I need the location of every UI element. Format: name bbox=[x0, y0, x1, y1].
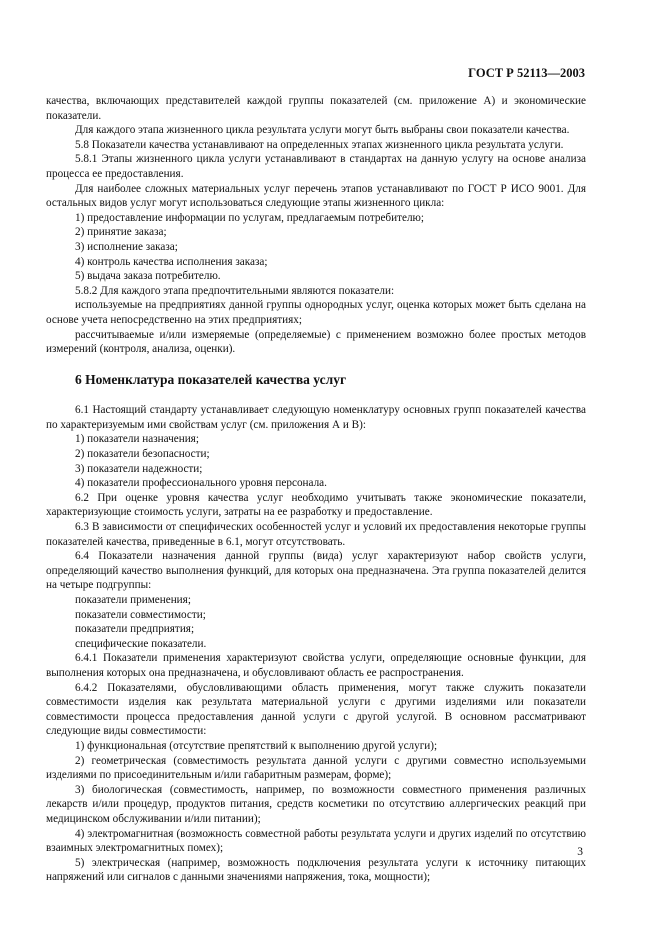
page-number: 3 bbox=[577, 846, 583, 858]
paragraph: Для каждого этапа жизненного цикла результата услуги могут быть выбраны свои показатели качества. bbox=[75, 124, 570, 137]
paragraph: 5.8.2 Для каждого этапа предпочтительными являются показатели: bbox=[75, 284, 395, 297]
paragraph: 1) функциональная (отсутствие препятствий к выполнению другой услуги); bbox=[75, 739, 438, 752]
list-item: 1) показатели назначения; bbox=[75, 433, 199, 446]
paragraph: 6.3 В зависимости от специфических особенностей услуг и условий их предоставления некоторые группы показателей качества, приведенные в 6.1, могут отсутствовать. bbox=[46, 521, 586, 548]
section-6-text bbox=[46, 403, 586, 885]
paragraph: 5) электрическая (например, возможность подключения результата услуги к источнику питающих напряжений или сигналов с данными значениями напряжения, тока, мощности); bbox=[46, 856, 586, 884]
list-item: 4) контроль качества исполнения заказа; bbox=[75, 255, 268, 268]
paragraph: 6.1 Настоящий стандарту устанавливает следующую номенклатуру основных групп показателей качества по характеризуемым ими свойствам услуг (см. приложения А и В): bbox=[46, 404, 586, 431]
paragraph: 5.8 Показатели качества устанавливают на определенных этапах жизненного цикла результата услуги. bbox=[75, 138, 564, 151]
list-item: показатели совместимости; bbox=[75, 608, 206, 621]
list-item: 3) показатели надежности; bbox=[75, 462, 203, 475]
list-item: специфические показатели. bbox=[75, 637, 207, 650]
list-item: 4) показатели профессионального уровня персонала. bbox=[75, 477, 327, 490]
paragraph: 6.4.1 Показатели применения характеризуют свойства услуги, определяющие основные функции, для выполнения которых она предназначена, и обусловливают область ее распространения. bbox=[46, 652, 586, 679]
paragraph: рассчитываемые и/или измеряемые (определяемые) с применением возможно более простых методов измерений (контроля, анализа, оценки). bbox=[46, 328, 586, 356]
paragraph: 6.4 Показатели назначения данной группы (вида) услуг характеризуют набор свойств услуги, определяющий качество выполнения функций, для которых она предназначена. Эта группа показателей делится на четыре подгруппы: bbox=[46, 550, 586, 592]
list-item: показатели предприятия; bbox=[75, 623, 195, 636]
paragraph: 5.8.1 Этапы жизненного цикла услуги устанавливают в стандартах на данную услугу на основе анализа процесса ее предоставления. bbox=[46, 153, 586, 180]
list-item: 1) предоставление информации по услугам, предлагаемым потребителю; bbox=[75, 211, 424, 224]
section-5-text bbox=[46, 94, 586, 357]
paragraph: 6.4.2 Показателями, обусловливающими область применения, могут также служить показатели совместимости изделия как результата материальной услуги с другими изделиями или показатели совместимости процесса предоставления данной услуги с другой услугой. В основном рассматривают следующие виды совместимости: bbox=[46, 681, 586, 738]
paragraph: 4) электромагнитная (возможность совместной работы результата услуги и других изделий по отсутствию взаимных электромагнитных помех); bbox=[46, 827, 586, 855]
paragraph: качества, включающих представителей каждой группы показателей (см. приложение А) и экономические показатели. bbox=[46, 95, 586, 122]
list-item: 2) принятие заказа; bbox=[75, 226, 167, 239]
list-item: 3) исполнение заказа; bbox=[75, 240, 178, 253]
paragraph: используемые на предприятиях данной группы однородных услуг, оценка которых может быть сделана на основе учета непосредственно на этих предприятиях; bbox=[46, 299, 586, 326]
section-heading: 6 Номенклатура показателей качества услуг bbox=[75, 371, 347, 387]
paragraph: Для наиболее сложных материальных услуг перечень этапов устанавливают по ГОСТ Р ИСО 9001. Для остальных видов услуг могут использоваться следующие этапы жизненного цикла: bbox=[46, 182, 586, 210]
paragraph: 2) геометрическая (совместимость результата данной услуги с другими совместно используемыми изделиями по присоединительным и/или габаритным размерам, форме); bbox=[46, 754, 586, 782]
list-item: показатели применения; bbox=[75, 594, 191, 606]
list-item: 5) выдача заказа потребителю. bbox=[75, 270, 221, 283]
paragraph: 6.2 При оценке уровня качества услуг необходимо учитывать также экономические показатели, характеризующие стоимость услуги, затраты на ее разработку и предоставление. bbox=[46, 491, 586, 519]
list-item: 2) показатели безопасности; bbox=[75, 448, 210, 461]
paragraph: 3) биологическая (совместимость, например, по возможности совместного применения различных лекарств и/или процедур, продуктов питания, средств косметики по отсутствию аллергических реакций при медицинском обслуживании и/или питании); bbox=[46, 783, 586, 825]
document-body bbox=[46, 94, 586, 885]
document-header: ГОСТ Р 52113—2003 bbox=[468, 66, 585, 80]
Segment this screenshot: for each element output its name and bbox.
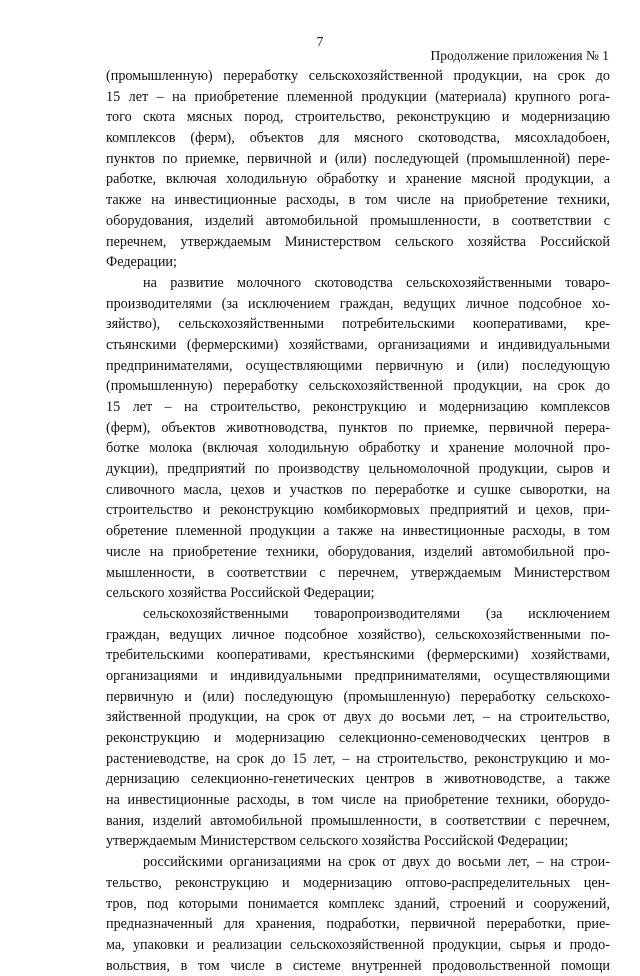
text-line: обретение племенной продукции а также на инвестиционные расходы, в том	[106, 523, 610, 540]
text-line: дернизацию селекционно-генетических центров в животноводстве, а также	[106, 771, 610, 788]
text-line: вания, изделий автомобильной промышленности, в соответствии с перечнем,	[106, 812, 610, 829]
text-line: (промышленную) переработку сельскохозяйственной продукции, на срок до	[106, 378, 610, 395]
text-line: реконструкцию и модернизацию селекционно-семеноводческих центров в	[106, 730, 610, 746]
appendix-continuation-note: Продолжение приложения № 1	[430, 48, 609, 63]
text-line: предназначенный для хранения, подработки, первичной переработки, прие-	[106, 916, 610, 933]
text-line: тельство, реконструкцию и модернизацию оптово-распределительных цен-	[106, 874, 610, 891]
text-line: зяйство), сельскохозяйственными потребительскими кооперативами, кре-	[106, 316, 610, 333]
text-line: ма, упаковки и реализации сельскохозяйственной продукции, сырья и продо-	[106, 936, 610, 953]
text-line: на инвестиционные расходы, в том числе на приобретение техники, оборудо-	[106, 792, 610, 809]
text-line: требительскими кооперативами, крестьянскими (фермерскими) хозяйствами,	[106, 647, 610, 664]
document-body	[106, 66, 610, 976]
text-line: пунктов по приемке, первичной и (или) последующей (промышленной) пере-	[106, 150, 610, 167]
text-line: российскими организациями на срок от двух до восьми лет, – на строи-	[143, 854, 610, 871]
text-line: граждан, ведущих личное подсобное хозяйство), сельскохозяйственными по-	[106, 626, 610, 643]
text-line: зяйственной продукции, на срок от двух до восьми лет, – на строительство,	[106, 709, 610, 726]
text-line: строительство и реконструкцию комбикормовых предприятий и цехов, при-	[106, 502, 610, 519]
text-line: (промышленную) переработку сельскохозяйственной продукции, на срок до	[106, 68, 610, 84]
text-line: первичную и (или) последующую (промышленную) переработку сельскохо-	[106, 688, 610, 705]
text-line: вольствия, в том числе в системе внутренней продовольственной помощи	[106, 957, 610, 974]
text-line: сельского хозяйства Российской Федерации;	[106, 585, 375, 602]
text-line: мышленности, в соответствии с перечнем, утверждаемым Министерством	[106, 564, 610, 581]
text-line: оборудования, изделий автомобильной промышленности, в соответствии с	[106, 212, 610, 229]
text-line: ботке молока (включая холодильную обработку и хранение молочной про-	[106, 440, 610, 457]
page-number: 7	[316, 34, 324, 49]
text-line: 15 лет – на строительство, реконструкцию и модернизацию комплексов	[106, 399, 610, 415]
text-line: растениеводстве, на срок до 15 лет, – на строительство, реконструкцию и мо-	[106, 750, 610, 767]
text-line: (ферм), объектов животноводства, пунктов по приемке, первичной перера-	[106, 419, 610, 436]
text-line: организациями и индивидуальными предпринимателями, осуществляющими	[106, 667, 610, 684]
text-line: 15 лет – на приобретение племенной продукции (материала) крупного рога-	[106, 88, 610, 105]
text-line: перечнем, утверждаемым Министерством сельского хозяйства Российской	[106, 233, 610, 250]
text-line: комплексов (ферм), объектов для мясного скотоводства, мясохладобоен,	[106, 130, 610, 147]
text-line: стьянскими (фермерскими) хозяйствами, организациями и индивидуальными	[106, 336, 610, 353]
text-line: сельскохозяйственными товаропроизводителями (за исключением	[143, 605, 610, 622]
text-line: на развитие молочного скотоводства сельскохозяйственными товаро-	[143, 274, 610, 291]
text-line: дукции), предприятий по производству цельномолочной продукции, сыров и	[106, 461, 610, 478]
text-line: числе на приобретение техники, оборудования, изделий автомобильной про-	[106, 543, 610, 560]
text-line: Федерации;	[106, 254, 177, 271]
text-line: утверждаемым Министерством сельского хозяйства Российской Федерации;	[106, 833, 569, 850]
text-line: тров, под которыми понимается комплекс зданий, строений и сооружений,	[106, 895, 610, 912]
text-line: также на инвестиционные расходы, в том числе на приобретение техники,	[106, 192, 610, 209]
text-line: работке, включая холодильную обработку и хранение мясной продукции, а	[106, 171, 610, 188]
text-line: сливочного масла, цехов и участков по переработке и сушке сыворотки, на	[106, 481, 610, 498]
text-line: производителями (за исключением граждан, ведущих личное подсобное хо-	[106, 295, 610, 312]
text-line: предпринимателями, осуществляющими первичную и (или) последующую	[106, 357, 610, 374]
text-line: того скота мясных пород, строительство, реконструкцию и модернизацию	[106, 109, 610, 126]
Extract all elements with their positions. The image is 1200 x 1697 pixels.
________________________
**Task brief:**
Please write out the items again, starting at the line containing "page-number: 3 bbox=[577, 846, 583, 858]" and ending at the line containing "paragraph: 6.1 Настоящий", with "исполнения" replaced by "выполнения" and nothing else altered.

**Solution to the problem:**
page-number: 3 bbox=[577, 846, 583, 858]
paragraph: Для каждого этапа жизненного цикла результата услуги могут быть выбраны свои показатели качества. bbox=[75, 124, 570, 137]
paragraph: 5.8.2 Для каждого этапа предпочтительными являются показатели: bbox=[75, 284, 395, 297]
paragraph: 1) функциональная (отсутствие препятствий к выполнению другой услуги); bbox=[75, 739, 438, 752]
list-item: 1) показатели назначения; bbox=[75, 433, 199, 446]
paragraph: 6.3 В зависимости от специфических особенностей услуг и условий их предоставления некоторые группы показателей качества, приведенные в 6.1, могут отсутствовать. bbox=[46, 521, 586, 548]
section-6-text bbox=[46, 403, 586, 885]
paragraph: 5) электрическая (например, возможность подключения результата услуги к источнику питающих напряжений или сигналов с данными значениями напряжения, тока, мощности); bbox=[46, 856, 586, 884]
list-item: 4) контроль качества выполнения заказа; bbox=[75, 255, 268, 268]
paragraph: 6.1 Настоящий стандарту устанавливает следующую номенклатуру основных групп показателей качества по характеризуемым ими свойствам услуг (см. приложения А и В): bbox=[46, 404, 586, 431]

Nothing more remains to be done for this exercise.